#### Your objective:
Each line containing the word "points" must be collected.

#### Task inputs:
···

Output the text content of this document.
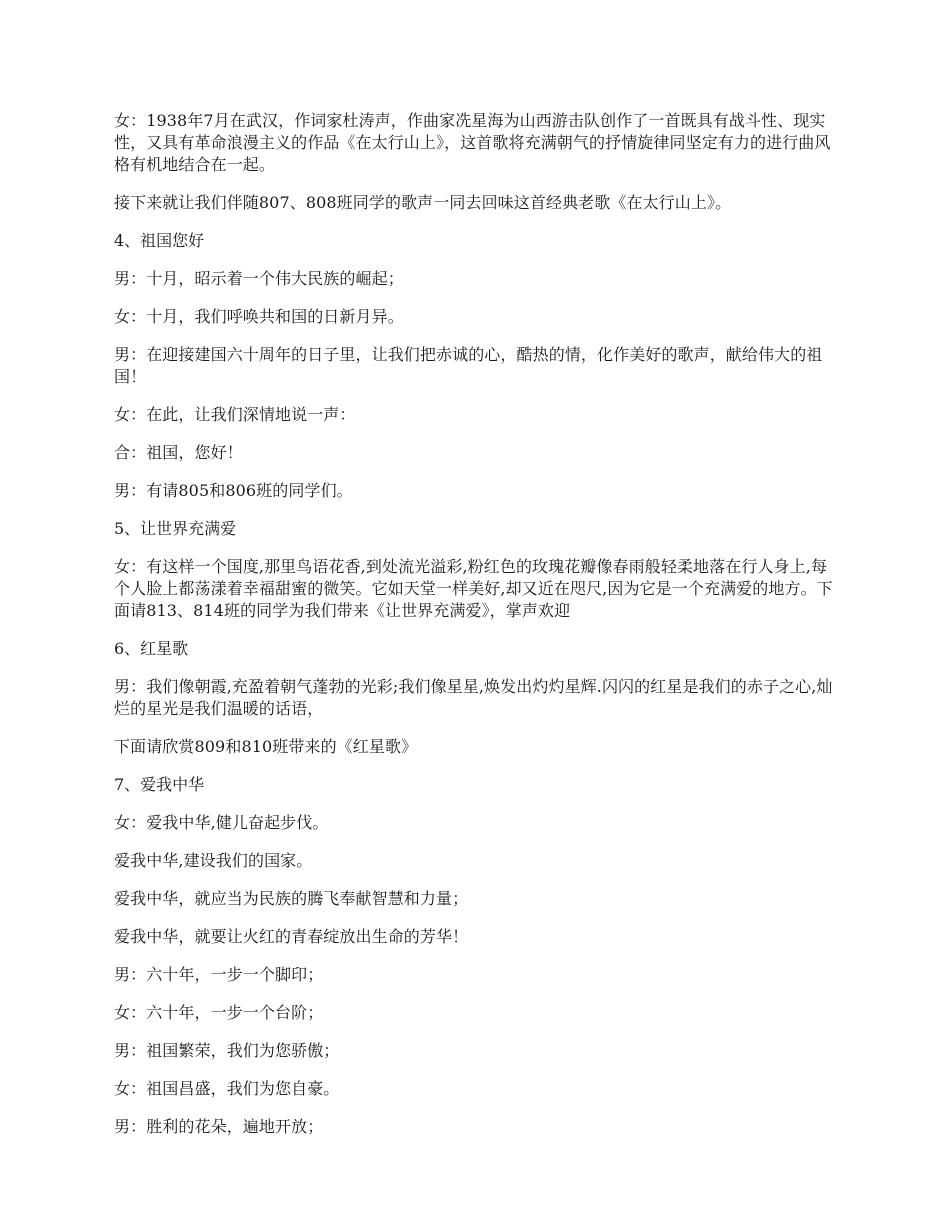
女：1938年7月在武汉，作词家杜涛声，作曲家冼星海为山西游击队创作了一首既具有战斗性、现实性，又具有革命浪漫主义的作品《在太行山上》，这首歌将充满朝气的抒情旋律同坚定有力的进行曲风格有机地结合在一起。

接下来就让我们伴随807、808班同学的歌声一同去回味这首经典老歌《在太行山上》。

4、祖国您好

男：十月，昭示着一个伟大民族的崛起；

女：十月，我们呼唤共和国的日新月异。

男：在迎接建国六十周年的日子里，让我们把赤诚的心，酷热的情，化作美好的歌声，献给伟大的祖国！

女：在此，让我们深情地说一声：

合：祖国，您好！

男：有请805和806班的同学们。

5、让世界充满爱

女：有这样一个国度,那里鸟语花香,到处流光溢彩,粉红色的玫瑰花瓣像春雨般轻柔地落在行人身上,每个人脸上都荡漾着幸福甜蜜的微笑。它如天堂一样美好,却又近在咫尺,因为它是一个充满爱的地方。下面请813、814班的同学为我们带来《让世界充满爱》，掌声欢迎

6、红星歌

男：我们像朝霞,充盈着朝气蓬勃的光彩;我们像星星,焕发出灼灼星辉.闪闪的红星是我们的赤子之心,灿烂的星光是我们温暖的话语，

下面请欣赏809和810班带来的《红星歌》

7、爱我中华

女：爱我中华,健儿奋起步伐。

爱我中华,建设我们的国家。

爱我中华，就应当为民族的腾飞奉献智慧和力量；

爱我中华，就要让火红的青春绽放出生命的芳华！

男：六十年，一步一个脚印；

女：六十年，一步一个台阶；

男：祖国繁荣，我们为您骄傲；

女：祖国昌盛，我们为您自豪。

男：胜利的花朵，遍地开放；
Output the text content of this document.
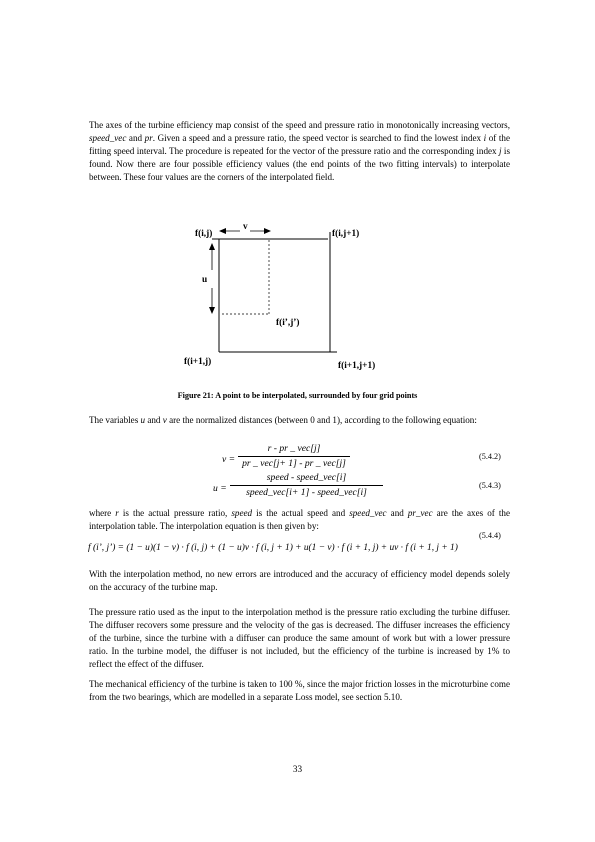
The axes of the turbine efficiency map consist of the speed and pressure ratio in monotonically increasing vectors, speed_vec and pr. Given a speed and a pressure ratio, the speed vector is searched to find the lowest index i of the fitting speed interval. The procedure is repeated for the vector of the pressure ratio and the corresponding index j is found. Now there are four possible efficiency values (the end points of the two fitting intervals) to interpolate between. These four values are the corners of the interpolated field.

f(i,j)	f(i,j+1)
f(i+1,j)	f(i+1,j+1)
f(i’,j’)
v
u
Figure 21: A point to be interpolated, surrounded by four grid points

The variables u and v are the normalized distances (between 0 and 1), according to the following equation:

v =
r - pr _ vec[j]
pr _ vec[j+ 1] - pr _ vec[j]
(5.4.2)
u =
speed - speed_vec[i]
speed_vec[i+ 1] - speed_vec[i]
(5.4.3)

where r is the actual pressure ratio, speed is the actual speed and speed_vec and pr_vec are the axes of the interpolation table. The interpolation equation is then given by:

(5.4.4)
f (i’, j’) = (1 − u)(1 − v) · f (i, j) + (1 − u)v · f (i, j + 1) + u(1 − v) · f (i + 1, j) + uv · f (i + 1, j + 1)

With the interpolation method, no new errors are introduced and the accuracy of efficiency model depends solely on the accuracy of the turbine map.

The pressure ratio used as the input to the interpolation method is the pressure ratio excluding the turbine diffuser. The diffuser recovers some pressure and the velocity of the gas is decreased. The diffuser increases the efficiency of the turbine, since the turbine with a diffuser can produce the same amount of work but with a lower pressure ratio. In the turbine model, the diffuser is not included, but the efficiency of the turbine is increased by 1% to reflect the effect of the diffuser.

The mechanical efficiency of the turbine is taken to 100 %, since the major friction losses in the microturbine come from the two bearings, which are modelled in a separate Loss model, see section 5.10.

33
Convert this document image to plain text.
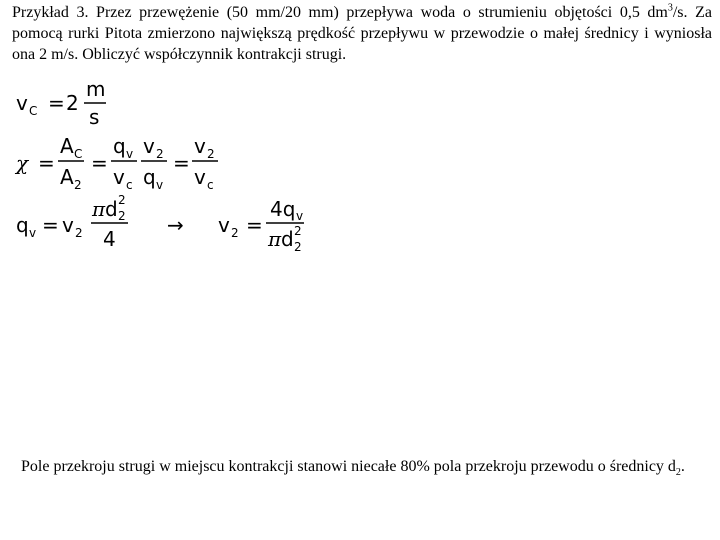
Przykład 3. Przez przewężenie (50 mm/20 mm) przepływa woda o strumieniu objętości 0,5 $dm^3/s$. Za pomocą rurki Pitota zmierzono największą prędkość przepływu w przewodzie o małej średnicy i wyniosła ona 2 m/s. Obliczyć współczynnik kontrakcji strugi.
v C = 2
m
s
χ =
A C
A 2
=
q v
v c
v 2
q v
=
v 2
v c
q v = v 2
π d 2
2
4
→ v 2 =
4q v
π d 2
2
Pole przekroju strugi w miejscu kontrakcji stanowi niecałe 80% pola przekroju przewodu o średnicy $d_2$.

···

#### Answer in full:
The axes of the turbine efficiency map consist of the speed and pressure ratio in monotonically increasing vectors, speed_vec and pr. Given a speed and a pressure ratio, the speed vector is searched to find the lowest index i of the fitting speed interval. The procedure is repeated for the vector of the pressure ratio and the corresponding index j is found. Now there are four possible efficiency values (the end points of the two fitting intervals) to interpolate between. These four values are the corners of the interpolated field.
Figure 21: A point to be interpolated, surrounded by four grid points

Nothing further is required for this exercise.